* start SUPPLIED ENTRIES *
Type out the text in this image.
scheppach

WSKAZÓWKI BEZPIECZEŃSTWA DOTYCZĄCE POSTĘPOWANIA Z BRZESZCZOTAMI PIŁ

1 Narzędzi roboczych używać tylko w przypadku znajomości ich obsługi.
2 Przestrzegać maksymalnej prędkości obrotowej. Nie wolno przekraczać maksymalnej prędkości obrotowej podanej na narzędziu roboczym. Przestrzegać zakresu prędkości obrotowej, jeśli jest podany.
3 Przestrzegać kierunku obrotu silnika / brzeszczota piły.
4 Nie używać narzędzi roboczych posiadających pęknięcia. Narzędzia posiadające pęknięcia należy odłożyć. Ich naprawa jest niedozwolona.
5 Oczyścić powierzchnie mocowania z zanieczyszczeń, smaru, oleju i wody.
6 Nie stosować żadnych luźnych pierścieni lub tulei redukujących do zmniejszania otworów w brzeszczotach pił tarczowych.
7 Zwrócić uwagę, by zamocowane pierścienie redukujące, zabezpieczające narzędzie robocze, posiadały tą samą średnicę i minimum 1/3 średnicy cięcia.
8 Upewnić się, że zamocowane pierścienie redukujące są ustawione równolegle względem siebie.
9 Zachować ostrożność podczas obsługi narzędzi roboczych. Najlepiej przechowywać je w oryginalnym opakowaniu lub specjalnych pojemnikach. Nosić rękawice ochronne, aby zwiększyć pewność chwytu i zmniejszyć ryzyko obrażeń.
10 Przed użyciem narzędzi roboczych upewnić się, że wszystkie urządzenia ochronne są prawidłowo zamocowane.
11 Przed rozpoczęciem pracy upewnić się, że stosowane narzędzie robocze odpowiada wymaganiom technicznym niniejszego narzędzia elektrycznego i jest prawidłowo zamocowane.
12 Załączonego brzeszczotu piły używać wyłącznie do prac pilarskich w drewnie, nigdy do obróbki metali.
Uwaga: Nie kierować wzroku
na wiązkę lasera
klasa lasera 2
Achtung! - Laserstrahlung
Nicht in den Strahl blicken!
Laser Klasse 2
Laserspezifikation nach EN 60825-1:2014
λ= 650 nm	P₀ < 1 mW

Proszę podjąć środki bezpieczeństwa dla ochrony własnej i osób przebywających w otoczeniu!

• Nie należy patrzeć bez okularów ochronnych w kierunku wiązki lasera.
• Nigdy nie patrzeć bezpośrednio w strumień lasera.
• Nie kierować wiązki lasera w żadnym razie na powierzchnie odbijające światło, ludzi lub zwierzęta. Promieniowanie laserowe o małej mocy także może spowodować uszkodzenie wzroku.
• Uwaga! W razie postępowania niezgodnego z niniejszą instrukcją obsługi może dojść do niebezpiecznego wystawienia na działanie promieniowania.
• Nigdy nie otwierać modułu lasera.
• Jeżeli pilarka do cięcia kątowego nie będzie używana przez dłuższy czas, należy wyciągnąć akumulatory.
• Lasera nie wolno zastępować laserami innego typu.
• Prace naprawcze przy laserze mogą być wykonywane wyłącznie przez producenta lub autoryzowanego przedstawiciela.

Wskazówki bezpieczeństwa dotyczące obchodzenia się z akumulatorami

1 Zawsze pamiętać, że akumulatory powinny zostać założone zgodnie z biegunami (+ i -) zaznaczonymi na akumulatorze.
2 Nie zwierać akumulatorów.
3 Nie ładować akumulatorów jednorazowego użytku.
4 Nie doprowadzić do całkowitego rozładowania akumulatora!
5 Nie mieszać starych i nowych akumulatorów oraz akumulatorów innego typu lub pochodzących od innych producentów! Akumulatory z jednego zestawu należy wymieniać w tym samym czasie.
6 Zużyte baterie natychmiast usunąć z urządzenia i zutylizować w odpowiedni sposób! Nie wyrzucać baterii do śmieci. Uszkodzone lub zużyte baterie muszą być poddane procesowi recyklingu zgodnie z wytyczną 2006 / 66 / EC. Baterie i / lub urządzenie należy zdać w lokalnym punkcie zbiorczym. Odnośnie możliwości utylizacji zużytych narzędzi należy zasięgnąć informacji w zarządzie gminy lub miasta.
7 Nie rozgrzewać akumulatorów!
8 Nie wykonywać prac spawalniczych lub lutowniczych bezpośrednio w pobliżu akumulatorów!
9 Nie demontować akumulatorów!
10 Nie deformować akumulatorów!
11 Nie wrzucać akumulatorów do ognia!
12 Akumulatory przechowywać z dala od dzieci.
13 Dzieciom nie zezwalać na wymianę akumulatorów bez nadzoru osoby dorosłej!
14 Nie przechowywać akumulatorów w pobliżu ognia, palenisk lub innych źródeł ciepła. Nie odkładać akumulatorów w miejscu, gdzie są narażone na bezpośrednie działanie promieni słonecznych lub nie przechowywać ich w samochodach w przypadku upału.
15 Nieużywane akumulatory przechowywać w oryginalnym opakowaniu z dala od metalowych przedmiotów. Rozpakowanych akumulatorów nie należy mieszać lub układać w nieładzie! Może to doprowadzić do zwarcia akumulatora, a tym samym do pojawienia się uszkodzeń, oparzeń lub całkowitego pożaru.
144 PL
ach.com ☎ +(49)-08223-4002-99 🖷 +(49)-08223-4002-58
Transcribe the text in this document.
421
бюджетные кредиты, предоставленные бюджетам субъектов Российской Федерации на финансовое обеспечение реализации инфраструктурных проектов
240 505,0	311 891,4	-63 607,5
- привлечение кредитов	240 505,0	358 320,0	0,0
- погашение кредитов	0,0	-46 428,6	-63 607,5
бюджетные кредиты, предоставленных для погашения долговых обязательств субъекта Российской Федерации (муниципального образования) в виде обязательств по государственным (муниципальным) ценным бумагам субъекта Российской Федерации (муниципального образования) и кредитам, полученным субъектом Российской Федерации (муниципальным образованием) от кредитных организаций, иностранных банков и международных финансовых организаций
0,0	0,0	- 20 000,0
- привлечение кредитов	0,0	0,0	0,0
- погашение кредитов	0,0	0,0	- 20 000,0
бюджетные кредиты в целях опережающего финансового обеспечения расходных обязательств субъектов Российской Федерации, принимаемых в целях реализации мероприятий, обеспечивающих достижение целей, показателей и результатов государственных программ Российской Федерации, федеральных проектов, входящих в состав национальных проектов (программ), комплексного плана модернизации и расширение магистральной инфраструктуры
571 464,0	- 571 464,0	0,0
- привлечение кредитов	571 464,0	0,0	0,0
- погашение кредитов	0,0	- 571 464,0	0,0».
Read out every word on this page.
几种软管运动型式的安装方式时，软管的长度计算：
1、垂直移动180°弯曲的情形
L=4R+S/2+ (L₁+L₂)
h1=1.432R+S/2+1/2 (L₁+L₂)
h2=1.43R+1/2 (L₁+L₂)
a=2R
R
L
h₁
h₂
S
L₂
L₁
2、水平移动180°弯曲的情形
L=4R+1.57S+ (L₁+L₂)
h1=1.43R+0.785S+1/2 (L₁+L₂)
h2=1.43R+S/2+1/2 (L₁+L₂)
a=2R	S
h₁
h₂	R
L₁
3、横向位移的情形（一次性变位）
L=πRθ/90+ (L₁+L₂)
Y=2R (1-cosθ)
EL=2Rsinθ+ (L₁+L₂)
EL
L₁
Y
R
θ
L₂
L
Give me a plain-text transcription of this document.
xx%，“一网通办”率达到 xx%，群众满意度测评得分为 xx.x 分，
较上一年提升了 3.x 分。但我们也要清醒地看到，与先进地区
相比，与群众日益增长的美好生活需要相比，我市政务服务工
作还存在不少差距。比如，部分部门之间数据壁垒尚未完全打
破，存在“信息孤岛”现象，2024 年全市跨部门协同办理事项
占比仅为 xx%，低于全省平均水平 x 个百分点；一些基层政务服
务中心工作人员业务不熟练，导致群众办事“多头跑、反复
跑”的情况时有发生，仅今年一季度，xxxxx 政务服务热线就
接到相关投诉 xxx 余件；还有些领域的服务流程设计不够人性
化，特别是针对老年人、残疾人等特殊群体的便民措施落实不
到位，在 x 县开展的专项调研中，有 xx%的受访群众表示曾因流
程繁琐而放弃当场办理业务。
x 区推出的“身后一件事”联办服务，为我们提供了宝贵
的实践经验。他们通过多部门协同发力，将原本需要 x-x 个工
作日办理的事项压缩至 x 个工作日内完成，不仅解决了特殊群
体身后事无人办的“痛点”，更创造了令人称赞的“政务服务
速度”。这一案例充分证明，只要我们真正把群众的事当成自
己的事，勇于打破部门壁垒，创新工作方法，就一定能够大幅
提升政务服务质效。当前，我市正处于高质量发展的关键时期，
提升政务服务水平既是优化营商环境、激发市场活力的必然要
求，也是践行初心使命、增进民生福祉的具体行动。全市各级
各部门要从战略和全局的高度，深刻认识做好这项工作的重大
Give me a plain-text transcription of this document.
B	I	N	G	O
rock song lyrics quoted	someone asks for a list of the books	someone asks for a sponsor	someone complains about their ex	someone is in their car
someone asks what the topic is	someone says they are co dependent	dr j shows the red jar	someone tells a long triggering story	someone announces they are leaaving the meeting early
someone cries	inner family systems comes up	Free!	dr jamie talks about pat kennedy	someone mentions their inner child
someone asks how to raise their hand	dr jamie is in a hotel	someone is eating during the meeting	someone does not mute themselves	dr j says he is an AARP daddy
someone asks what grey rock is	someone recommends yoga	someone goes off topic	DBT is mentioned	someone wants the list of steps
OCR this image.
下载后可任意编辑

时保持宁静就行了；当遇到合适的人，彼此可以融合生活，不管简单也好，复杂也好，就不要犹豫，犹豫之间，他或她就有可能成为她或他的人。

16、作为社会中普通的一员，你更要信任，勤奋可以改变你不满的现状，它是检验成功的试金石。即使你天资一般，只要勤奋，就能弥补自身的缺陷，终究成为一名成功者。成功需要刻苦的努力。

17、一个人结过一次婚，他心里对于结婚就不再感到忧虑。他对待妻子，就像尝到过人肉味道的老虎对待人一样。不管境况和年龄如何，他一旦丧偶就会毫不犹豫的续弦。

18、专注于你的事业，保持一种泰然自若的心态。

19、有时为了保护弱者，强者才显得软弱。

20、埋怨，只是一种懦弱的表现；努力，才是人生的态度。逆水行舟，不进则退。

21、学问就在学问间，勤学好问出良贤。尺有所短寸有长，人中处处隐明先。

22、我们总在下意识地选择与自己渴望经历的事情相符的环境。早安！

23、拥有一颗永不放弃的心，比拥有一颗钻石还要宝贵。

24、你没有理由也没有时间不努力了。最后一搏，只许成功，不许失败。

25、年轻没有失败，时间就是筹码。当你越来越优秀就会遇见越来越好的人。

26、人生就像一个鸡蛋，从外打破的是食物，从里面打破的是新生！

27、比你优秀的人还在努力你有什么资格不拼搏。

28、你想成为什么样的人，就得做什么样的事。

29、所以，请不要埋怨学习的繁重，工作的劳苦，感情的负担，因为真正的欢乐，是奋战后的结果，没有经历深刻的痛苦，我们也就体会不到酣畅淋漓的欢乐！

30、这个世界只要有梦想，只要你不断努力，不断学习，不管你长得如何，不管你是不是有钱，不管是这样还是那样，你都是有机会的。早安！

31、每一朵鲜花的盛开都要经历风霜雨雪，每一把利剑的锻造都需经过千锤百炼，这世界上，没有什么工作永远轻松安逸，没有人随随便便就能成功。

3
* end SUPPLIED ENTRIES *
GIVEN REQUEST |
Pull out every line from the one with "OCR this image." to the end of the listing, and output only those.

SOLUTION |
OCR this image.
下载后可任意编辑

时保持宁静就行了；当遇到合适的人，彼此可以融合生活，不管简单也好，复杂也好，就不要犹豫，犹豫之间，他或她就有可能成为她或他的人。

16、作为社会中普通的一员，你更要信任，勤奋可以改变你不满的现状，它是检验成功的试金石。即使你天资一般，只要勤奋，就能弥补自身的缺陷，终究成为一名成功者。成功需要刻苦的努力。

17、一个人结过一次婚，他心里对于结婚就不再感到忧虑。他对待妻子，就像尝到过人肉味道的老虎对待人一样。不管境况和年龄如何，他一旦丧偶就会毫不犹豫的续弦。

18、专注于你的事业，保持一种泰然自若的心态。

19、有时为了保护弱者，强者才显得软弱。

20、埋怨，只是一种懦弱的表现；努力，才是人生的态度。逆水行舟，不进则退。

21、学问就在学问间，勤学好问出良贤。尺有所短寸有长，人中处处隐明先。

22、我们总在下意识地选择与自己渴望经历的事情相符的环境。早安！

23、拥有一颗永不放弃的心，比拥有一颗钻石还要宝贵。

24、你没有理由也没有时间不努力了。最后一搏，只许成功，不许失败。

25、年轻没有失败，时间就是筹码。当你越来越优秀就会遇见越来越好的人。

26、人生就像一个鸡蛋，从外打破的是食物，从里面打破的是新生！

27、比你优秀的人还在努力你有什么资格不拼搏。

28、你想成为什么样的人，就得做什么样的事。

29、所以，请不要埋怨学习的繁重，工作的劳苦，感情的负担，因为真正的欢乐，是奋战后的结果，没有经历深刻的痛苦，我们也就体会不到酣畅淋漓的欢乐！

30、这个世界只要有梦想，只要你不断努力，不断学习，不管你长得如何，不管你是不是有钱，不管是这样还是那样，你都是有机会的。早安！

31、每一朵鲜花的盛开都要经历风霜雨雪，每一把利剑的锻造都需经过千锤百炼，这世界上，没有什么工作永远轻松安逸，没有人随随便便就能成功。

3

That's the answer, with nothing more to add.